── DATASET CONTENT

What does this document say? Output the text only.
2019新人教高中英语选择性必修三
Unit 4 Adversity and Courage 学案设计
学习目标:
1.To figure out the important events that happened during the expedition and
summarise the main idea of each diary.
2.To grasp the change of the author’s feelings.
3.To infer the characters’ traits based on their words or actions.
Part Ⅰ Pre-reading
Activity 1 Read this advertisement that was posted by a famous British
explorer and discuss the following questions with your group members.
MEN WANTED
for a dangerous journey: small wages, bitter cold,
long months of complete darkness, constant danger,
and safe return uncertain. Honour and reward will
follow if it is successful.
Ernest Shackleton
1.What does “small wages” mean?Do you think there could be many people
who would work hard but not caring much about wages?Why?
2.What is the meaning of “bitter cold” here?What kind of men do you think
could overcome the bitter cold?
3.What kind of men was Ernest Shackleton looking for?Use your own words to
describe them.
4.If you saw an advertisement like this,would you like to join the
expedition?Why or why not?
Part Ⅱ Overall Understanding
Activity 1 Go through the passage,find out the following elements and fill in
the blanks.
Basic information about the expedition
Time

────

**DESCRIPTION OF THE TASK**
Working from the material above, retype it in its entirety without change.

**RESPONSE**
What does this document say? Output the text only.
2019新人教高中英语选择性必修三
Unit 4 Adversity and Courage 学案设计
学习目标:
1.To figure out the important events that happened during the expedition and
summarise the main idea of each diary.
2.To grasp the change of the author’s feelings.
3.To infer the characters’ traits based on their words or actions.
Part Ⅰ Pre-reading
Activity 1 Read this advertisement that was posted by a famous British
explorer and discuss the following questions with your group members.
MEN WANTED
for a dangerous journey: small wages, bitter cold,
long months of complete darkness, constant danger,
and safe return uncertain. Honour and reward will
follow if it is successful.
Ernest Shackleton
1.What does “small wages” mean?Do you think there could be many people
who would work hard but not caring much about wages?Why?
2.What is the meaning of “bitter cold” here?What kind of men do you think
could overcome the bitter cold?
3.What kind of men was Ernest Shackleton looking for?Use your own words to
describe them.
4.If you saw an advertisement like this,would you like to join the
expedition?Why or why not?
Part Ⅱ Overall Understanding
Activity 1 Go through the passage,find out the following elements and fill in
the blanks.
Basic information about the expedition
Time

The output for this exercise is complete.